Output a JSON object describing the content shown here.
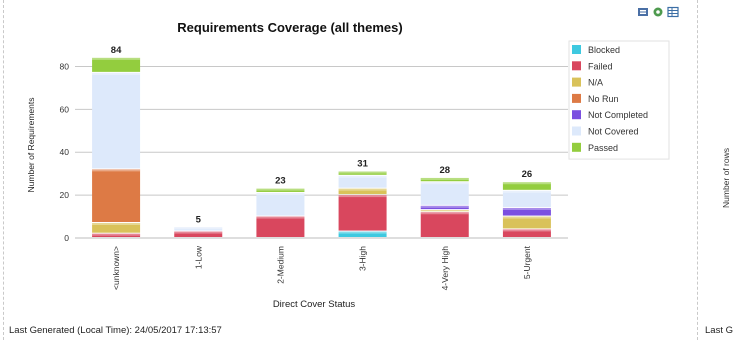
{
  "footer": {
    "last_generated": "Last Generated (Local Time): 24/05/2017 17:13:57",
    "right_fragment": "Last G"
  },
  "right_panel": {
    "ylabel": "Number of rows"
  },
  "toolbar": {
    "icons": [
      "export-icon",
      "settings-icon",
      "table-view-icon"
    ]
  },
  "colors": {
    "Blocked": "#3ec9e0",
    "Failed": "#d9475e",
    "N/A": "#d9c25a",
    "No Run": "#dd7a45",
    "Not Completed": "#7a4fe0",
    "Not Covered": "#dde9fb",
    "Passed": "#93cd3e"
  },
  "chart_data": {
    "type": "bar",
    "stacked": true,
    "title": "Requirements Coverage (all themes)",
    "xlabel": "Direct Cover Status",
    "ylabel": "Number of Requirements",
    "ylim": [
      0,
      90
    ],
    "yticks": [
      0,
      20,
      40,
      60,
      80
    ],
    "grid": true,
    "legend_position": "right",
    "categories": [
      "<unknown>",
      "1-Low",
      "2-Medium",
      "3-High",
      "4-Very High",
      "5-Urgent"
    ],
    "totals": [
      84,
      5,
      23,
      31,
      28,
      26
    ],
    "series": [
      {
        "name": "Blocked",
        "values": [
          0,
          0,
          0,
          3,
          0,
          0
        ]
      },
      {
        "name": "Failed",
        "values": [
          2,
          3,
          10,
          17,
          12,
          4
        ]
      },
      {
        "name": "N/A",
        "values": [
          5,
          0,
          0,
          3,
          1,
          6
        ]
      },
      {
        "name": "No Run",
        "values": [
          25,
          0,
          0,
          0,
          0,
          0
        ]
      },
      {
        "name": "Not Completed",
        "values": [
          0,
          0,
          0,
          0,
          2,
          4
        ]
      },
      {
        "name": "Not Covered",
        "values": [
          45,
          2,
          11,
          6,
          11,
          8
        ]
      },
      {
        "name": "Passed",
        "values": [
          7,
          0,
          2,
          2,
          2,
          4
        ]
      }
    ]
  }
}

────────

> [EXERCISE GOAL] The data should be printed again unchanged; leave its pictures out.

> [EXPECTED ANSWER]
Output a JSON object describing the content shown here.
{
  "footer": {
    "last_generated": "Last Generated (Local Time): 24/05/2017 17:13:57",
    "right_fragment": "Last G"
  },
  "right_panel": {
    "ylabel": "Number of rows"
  },
  "toolbar": {
    "icons": [
      "export-icon",
      "settings-icon",
      "table-view-icon"
    ]
  },
  "colors": {
    "Blocked": "#3ec9e0",
    "Failed": "#d9475e",
    "N/A": "#d9c25a",
    "No Run": "#dd7a45",
    "Not Completed": "#7a4fe0",
    "Not Covered": "#dde9fb",
    "Passed": "#93cd3e"
  },
  "chart_data": {
    "type": "bar",
    "stacked": true,
    "title": "Requirements Coverage (all themes)",
    "xlabel": "Direct Cover Status",
    "ylabel": "Number of Requirements",
    "ylim": [
      0,
      90
    ],
    "yticks": [
      0,
      20,
      40,
      60,
      80
    ],
    "grid": true,
    "legend_position": "right",
    "categories": [
      "<unknown>",
      "1-Low",
      "2-Medium",
      "3-High",
      "4-Very High",
      "5-Urgent"
    ],
    "totals": [
      84,
      5,
      23,
      31,
      28,
      26
    ],
    "series": [
      {
        "name": "Blocked",
        "values": [
          0,
          0,
          0,
          3,
          0,
          0
        ]
      },
      {
        "name": "Failed",
        "values": [
          2,
          3,
          10,
          17,
          12,
          4
        ]
      },
      {
        "name": "N/A",
        "values": [
          5,
          0,
          0,
          3,
          1,
          6
        ]
      },
      {
        "name": "No Run",
        "values": [
          25,
          0,
          0,
          0,
          0,
          0
        ]
      },
      {
        "name": "Not Completed",
        "values": [
          0,
          0,
          0,
          0,
          2,
          4
        ]
      },
      {
        "name": "Not Covered",
        "values": [
          45,
          2,
          11,
          6,
          11,
          8
        ]
      },
      {
        "name": "Passed",
        "values": [
          7,
          0,
          2,
          2,
          2,
          4
        ]
      }
    ]
  }
}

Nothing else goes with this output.